Task brief: Transcribe every entry below word for word, but skip the pictures.

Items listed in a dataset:
§

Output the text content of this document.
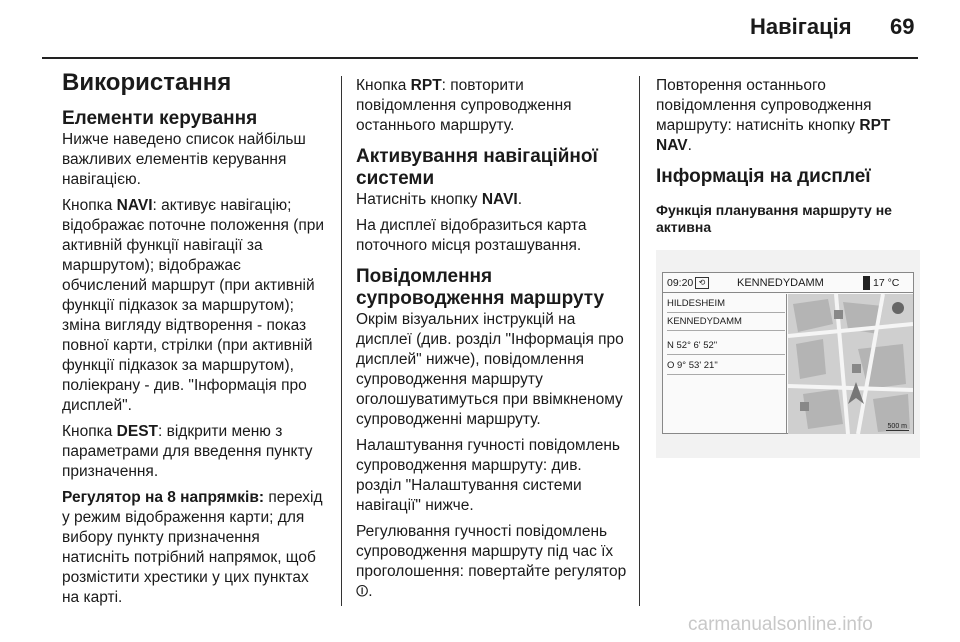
Навігація 69
Використання
Елементи керування

Нижче наведено список найбільш важливих елементів керування навігацією.

Кнопка NAVI: активує навігацію; відображає поточне положення (при активній функції навігації за маршрутом); відображає обчислений маршрут (при активній функції підказок за маршрутом); зміна вигляду відтворення - показ повної карти, стрілки (при активній функції підказок за маршрутом), поліекрану - див. "Інформація про дисплей".

Кнопка DEST: відкрити меню з параметрами для введення пункту призначення.

Регулятор на 8 напрямків: перехід у режим відображення карти; для вибору пункту призначення натисніть потрібний напрямок, щоб розмістити хрестики у цих пунктах на карті.

Кнопка RPT: повторити повідомлення супроводження останнього маршруту.

Активування навігаційної системи

Натисніть кнопку NAVI.

На дисплеї відобразиться карта поточного місця розташування.

Повідомлення супроводження маршруту

Окрім візуальних інструкцій на дисплеї (див. розділ "Інформація про дисплей" нижче), повідомлення супроводження маршруту оголошуватимуться при ввімкненому супроводженні маршруту.

Налаштування гучності повідомлень супроводження маршруту: див. розділ "Налаштування системи навігації" нижче.

Регулювання гучності повідомлень супроводження маршруту під час їх проголошення: повертайте регулятор ⏼.

Повторення останнього повідомлення супроводження маршруту: натисніть кнопку RPT NAV.

Інформація на дисплеї
Функція планування маршруту не активна
09:20 ⟲	KENNEDYDAMM	17 °C
HILDESHEIM
KENNEDYDAMM
N 52° 6' 52"
O 9° 53' 21"
500 m
carmanualsonline.info
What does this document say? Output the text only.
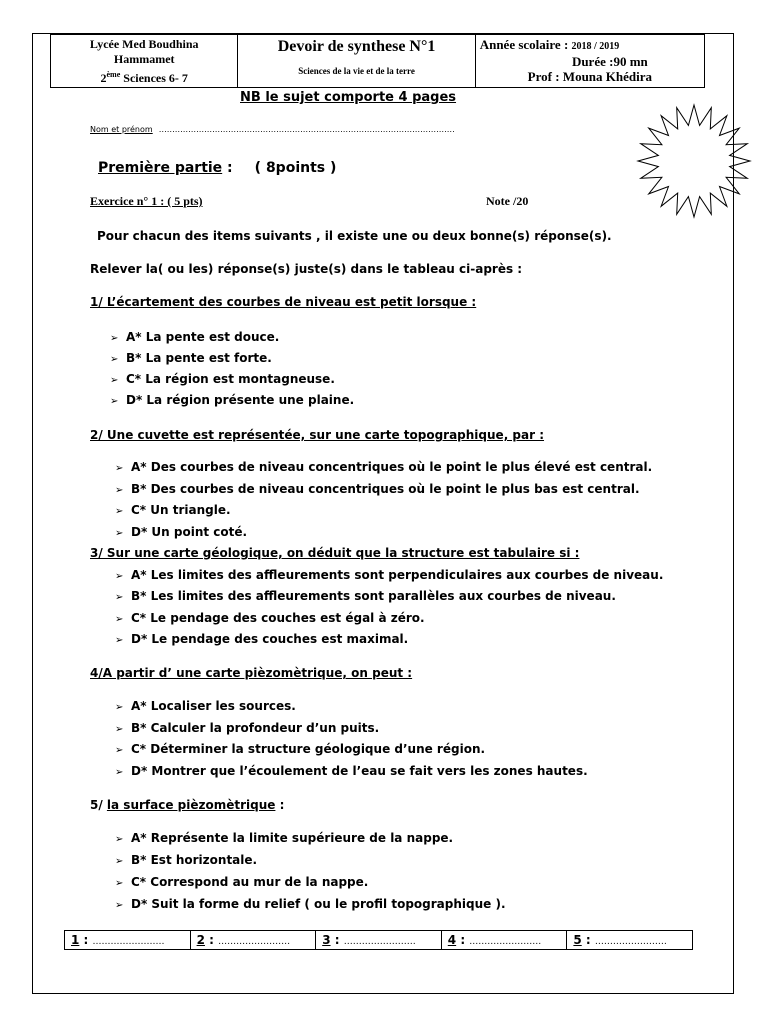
Lycée Med Boudhina
Hammamet
2ème Sciences 6- 7
Devoir de synthese N°1
Sciences de la vie et de la terre
Année scolaire : 2018 / 2019
Durée :90 mn
Prof : Mouna Khédira
NB le sujet comporte 4 pages
Nom et prénom …………………………………………………………………………………………………
Première partie : ( 8points )
Exercice n° 1 : ( 5 pts)	Note /20
Pour chacun des items suivants , il existe une ou deux bonne(s) réponse(s).
Relever la( ou les) réponse(s) juste(s) dans le tableau ci-après :
1/ L’écartement des courbes de niveau est petit lorsque :
➢ A* La pente est douce.
➢ B* La pente est forte.
➢ C* La région est montagneuse.
➢ D* La région présente une plaine.
2/ Une cuvette est représentée, sur une carte topographique, par :
➢ A* Des courbes de niveau concentriques où le point le plus élevé est central.
➢ B* Des courbes de niveau concentriques où le point le plus bas est central.
➢ C* Un triangle.
➢ D* Un point coté.
3/ Sur une carte géologique, on déduit que la structure est tabulaire si :
➢ A* Les limites des affleurements sont perpendiculaires aux courbes de niveau.
➢ B* Les limites des affleurements sont parallèles aux courbes de niveau.
➢ C* Le pendage des couches est égal à zéro.
➢ D* Le pendage des couches est maximal.
4/A partir d’ une carte pièzomètrique, on peut :
➢ A* Localiser les sources.
➢ B* Calculer la profondeur d’un puits.
➢ C* Déterminer la structure géologique d’une région.
➢ D* Montrer que l’écoulement de l’eau se fait vers les zones hautes.
5/ la surface pièzomètrique :
➢ A* Représente la limite supérieure de la nappe.
➢ B* Est horizontale.
➢ C* Correspond au mur de la nappe.
➢ D* Suit la forme du relief ( ou le profil topographique ).
1 : ……………………	2 : ……………………	3 : ……………………	4 : ……………………	5 : ……………………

§

Right answer:
Output the text content of this document.
Навігація 69
Використання
Елементи керування

Нижче наведено список найбільш важливих елементів керування навігацією.

Кнопка NAVI: активує навігацію; відображає поточне положення (при активній функції навігації за маршрутом); відображає обчислений маршрут (при активній функції підказок за маршрутом); зміна вигляду відтворення - показ повної карти, стрілки (при активній функції підказок за маршрутом), поліекрану - див. "Інформація про дисплей".

Кнопка DEST: відкрити меню з параметрами для введення пункту призначення.

Регулятор на 8 напрямків: перехід у режим відображення карти; для вибору пункту призначення натисніть потрібний напрямок, щоб розмістити хрестики у цих пунктах на карті.

Кнопка RPT: повторити повідомлення супроводження останнього маршруту.

Активування навігаційної системи

Натисніть кнопку NAVI.

На дисплеї відобразиться карта поточного місця розташування.

Повідомлення супроводження маршруту

Окрім візуальних інструкцій на дисплеї (див. розділ "Інформація про дисплей" нижче), повідомлення супроводження маршруту оголошуватимуться при ввімкненому супроводженні маршруту.

Налаштування гучності повідомлень супроводження маршруту: див. розділ "Налаштування системи навігації" нижче.

Регулювання гучності повідомлень супроводження маршруту під час їх проголошення: повертайте регулятор ⏼.

Повторення останнього повідомлення супроводження маршруту: натисніть кнопку RPT NAV.

Інформація на дисплеї
Функція планування маршруту не активна
09:20 ⟲	KENNEDYDAMM	17 °C
HILDESHEIM
KENNEDYDAMM
N 52° 6' 52"
O 9° 53' 21"
500 m
carmanualsonline.info
What does this document say? Output the text only.
Lycée Med Boudhina
Hammamet
2ème Sciences 6- 7
Devoir de synthese N°1
Sciences de la vie et de la terre
Année scolaire : 2018 / 2019
Durée :90 mn
Prof : Mouna Khédira
NB le sujet comporte 4 pages
Nom et prénom …………………………………………………………………………………………………
Première partie : ( 8points )
Exercice n° 1 : ( 5 pts)	Note /20
Pour chacun des items suivants , il existe une ou deux bonne(s) réponse(s).
Relever la( ou les) réponse(s) juste(s) dans le tableau ci-après :
1/ L’écartement des courbes de niveau est petit lorsque :
➢ A* La pente est douce.
➢ B* La pente est forte.
➢ C* La région est montagneuse.
➢ D* La région présente une plaine.
2/ Une cuvette est représentée, sur une carte topographique, par :
➢ A* Des courbes de niveau concentriques où le point le plus élevé est central.
➢ B* Des courbes de niveau concentriques où le point le plus bas est central.
➢ C* Un triangle.
➢ D* Un point coté.
3/ Sur une carte géologique, on déduit que la structure est tabulaire si :
➢ A* Les limites des affleurements sont perpendiculaires aux courbes de niveau.
➢ B* Les limites des affleurements sont parallèles aux courbes de niveau.
➢ C* Le pendage des couches est égal à zéro.
➢ D* Le pendage des couches est maximal.
4/A partir d’ une carte pièzomètrique, on peut :
➢ A* Localiser les sources.
➢ B* Calculer la profondeur d’un puits.
➢ C* Déterminer la structure géologique d’une région.
➢ D* Montrer que l’écoulement de l’eau se fait vers les zones hautes.
5/ la surface pièzomètrique :
➢ A* Représente la limite supérieure de la nappe.
➢ B* Est horizontale.
➢ C* Correspond au mur de la nappe.
➢ D* Suit la forme du relief ( ou le profil topographique ).
1 : ……………………	2 : ……………………	3 : ……………………	4 : ……………………	5 : ……………………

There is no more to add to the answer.